▶ _WRITTEN TASK_: Return each entry exactly, omitting nothing.

_ _ _

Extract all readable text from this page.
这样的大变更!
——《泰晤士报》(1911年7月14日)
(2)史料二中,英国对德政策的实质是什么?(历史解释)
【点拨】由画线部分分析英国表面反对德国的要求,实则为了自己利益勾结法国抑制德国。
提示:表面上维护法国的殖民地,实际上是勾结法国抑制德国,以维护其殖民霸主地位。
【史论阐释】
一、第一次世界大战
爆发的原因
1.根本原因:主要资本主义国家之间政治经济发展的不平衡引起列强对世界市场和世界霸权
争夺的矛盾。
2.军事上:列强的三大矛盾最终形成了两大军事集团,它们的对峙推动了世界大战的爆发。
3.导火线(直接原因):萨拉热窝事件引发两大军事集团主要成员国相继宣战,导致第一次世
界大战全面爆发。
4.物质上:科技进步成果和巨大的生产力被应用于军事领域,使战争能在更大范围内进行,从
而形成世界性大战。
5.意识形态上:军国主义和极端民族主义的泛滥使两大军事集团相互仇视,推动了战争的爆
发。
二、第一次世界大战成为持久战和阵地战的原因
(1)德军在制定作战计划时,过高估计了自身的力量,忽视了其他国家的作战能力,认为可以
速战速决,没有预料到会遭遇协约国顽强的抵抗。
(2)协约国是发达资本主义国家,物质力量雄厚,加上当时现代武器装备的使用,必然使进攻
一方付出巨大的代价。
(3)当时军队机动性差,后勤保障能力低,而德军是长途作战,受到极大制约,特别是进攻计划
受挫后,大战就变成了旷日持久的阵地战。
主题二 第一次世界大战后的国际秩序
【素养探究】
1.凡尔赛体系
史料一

_ _ _

▶ _RESULT OF THE TASK_:
Extract all readable text from this page.
这样的大变更!
——《泰晤士报》(1911年7月14日)
(2)史料二中,英国对德政策的实质是什么?(历史解释)
【点拨】由画线部分分析英国表面反对德国的要求,实则为了自己利益勾结法国抑制德国。
提示:表面上维护法国的殖民地,实际上是勾结法国抑制德国,以维护其殖民霸主地位。
【史论阐释】
一、第一次世界大战
爆发的原因
1.根本原因:主要资本主义国家之间政治经济发展的不平衡引起列强对世界市场和世界霸权
争夺的矛盾。
2.军事上:列强的三大矛盾最终形成了两大军事集团,它们的对峙推动了世界大战的爆发。
3.导火线(直接原因):萨拉热窝事件引发两大军事集团主要成员国相继宣战,导致第一次世
界大战全面爆发。
4.物质上:科技进步成果和巨大的生产力被应用于军事领域,使战争能在更大范围内进行,从
而形成世界性大战。
5.意识形态上:军国主义和极端民族主义的泛滥使两大军事集团相互仇视,推动了战争的爆
发。
二、第一次世界大战成为持久战和阵地战的原因
(1)德军在制定作战计划时,过高估计了自身的力量,忽视了其他国家的作战能力,认为可以
速战速决,没有预料到会遭遇协约国顽强的抵抗。
(2)协约国是发达资本主义国家,物质力量雄厚,加上当时现代武器装备的使用,必然使进攻
一方付出巨大的代价。
(3)当时军队机动性差,后勤保障能力低,而德军是长途作战,受到极大制约,特别是进攻计划
受挫后,大战就变成了旷日持久的阵地战。
主题二 第一次世界大战后的国际秩序
【素养探究】
1.凡尔赛体系
史料一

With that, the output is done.